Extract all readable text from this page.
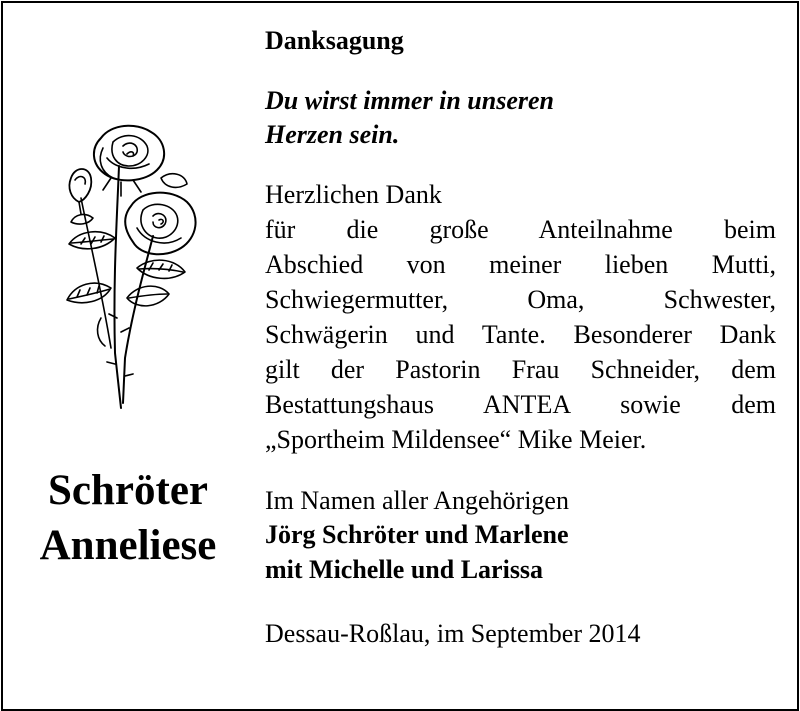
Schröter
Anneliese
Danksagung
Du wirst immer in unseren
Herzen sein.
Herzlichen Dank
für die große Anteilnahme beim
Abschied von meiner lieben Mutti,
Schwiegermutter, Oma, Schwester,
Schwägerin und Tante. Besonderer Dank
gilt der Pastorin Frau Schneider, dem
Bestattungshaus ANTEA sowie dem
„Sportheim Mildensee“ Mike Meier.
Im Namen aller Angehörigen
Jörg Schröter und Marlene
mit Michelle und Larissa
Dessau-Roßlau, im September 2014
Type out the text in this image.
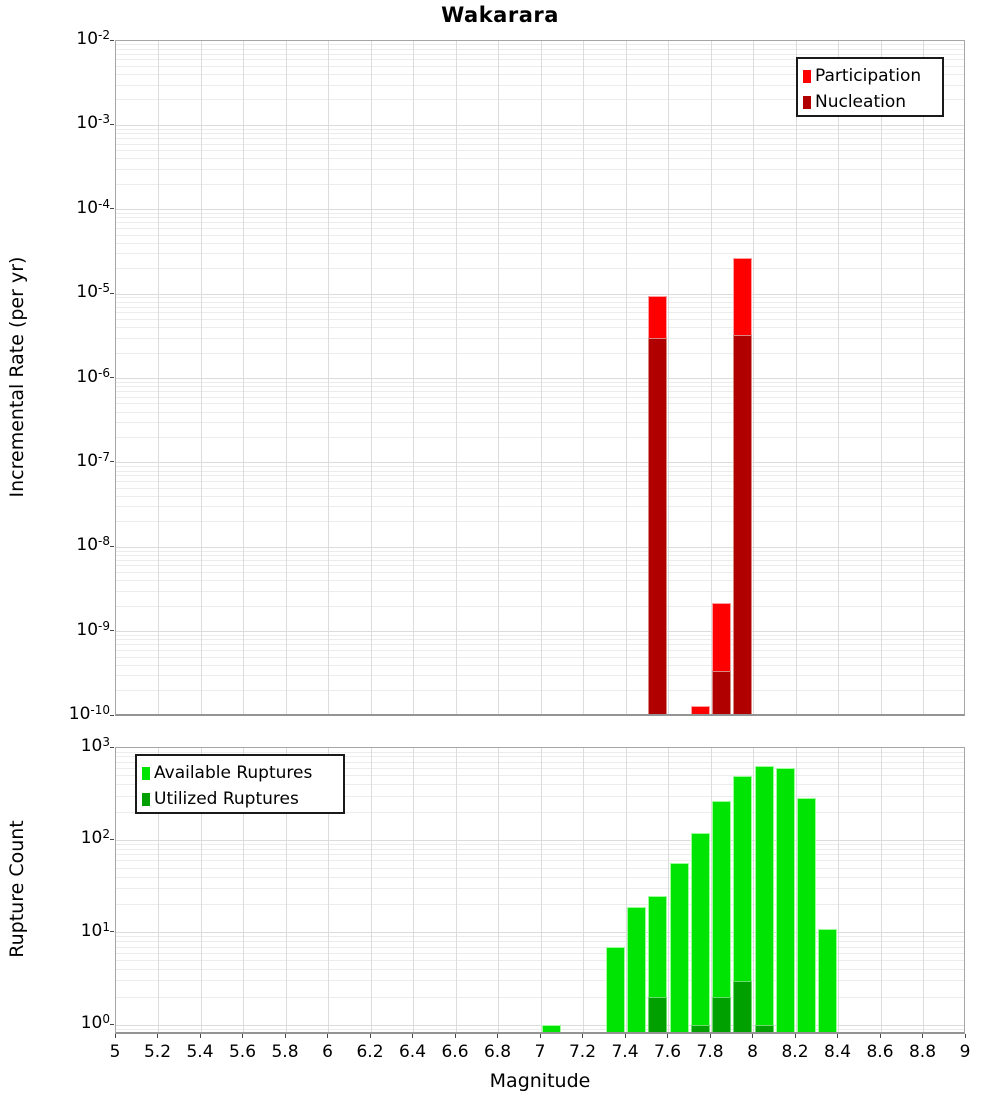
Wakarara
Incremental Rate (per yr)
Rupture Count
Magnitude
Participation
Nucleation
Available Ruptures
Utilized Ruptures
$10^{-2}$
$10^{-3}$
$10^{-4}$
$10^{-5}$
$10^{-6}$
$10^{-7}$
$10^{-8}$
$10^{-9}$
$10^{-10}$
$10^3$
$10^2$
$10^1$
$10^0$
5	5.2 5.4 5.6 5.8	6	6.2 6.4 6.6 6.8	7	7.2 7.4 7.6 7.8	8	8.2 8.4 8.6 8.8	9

Task brief: From the listing above, print every entry precisely and drop the pictures.

Final result:
Extract all readable text from this page.
Schröter
Anneliese
Danksagung
Du wirst immer in unseren
Herzen sein.
Herzlichen Dank
für die große Anteilnahme beim
Abschied von meiner lieben Mutti,
Schwiegermutter, Oma, Schwester,
Schwägerin und Tante. Besonderer Dank
gilt der Pastorin Frau Schneider, dem
Bestattungshaus ANTEA sowie dem
„Sportheim Mildensee“ Mike Meier.
Im Namen aller Angehörigen
Jörg Schröter und Marlene
mit Michelle und Larissa
Dessau-Roßlau, im September 2014
Type out the text in this image.
Wakarara
Incremental Rate (per yr)
Rupture Count
Magnitude
Participation
Nucleation
Available Ruptures
Utilized Ruptures
$10^{-2}$
$10^{-3}$
$10^{-4}$
$10^{-5}$
$10^{-6}$
$10^{-7}$
$10^{-8}$
$10^{-9}$
$10^{-10}$
$10^3$
$10^2$
$10^1$
$10^0$
5	5.2 5.4 5.6 5.8	6	6.2 6.4 6.6 6.8	7	7.2 7.4 7.6 7.8	8	8.2 8.4 8.6 8.8	9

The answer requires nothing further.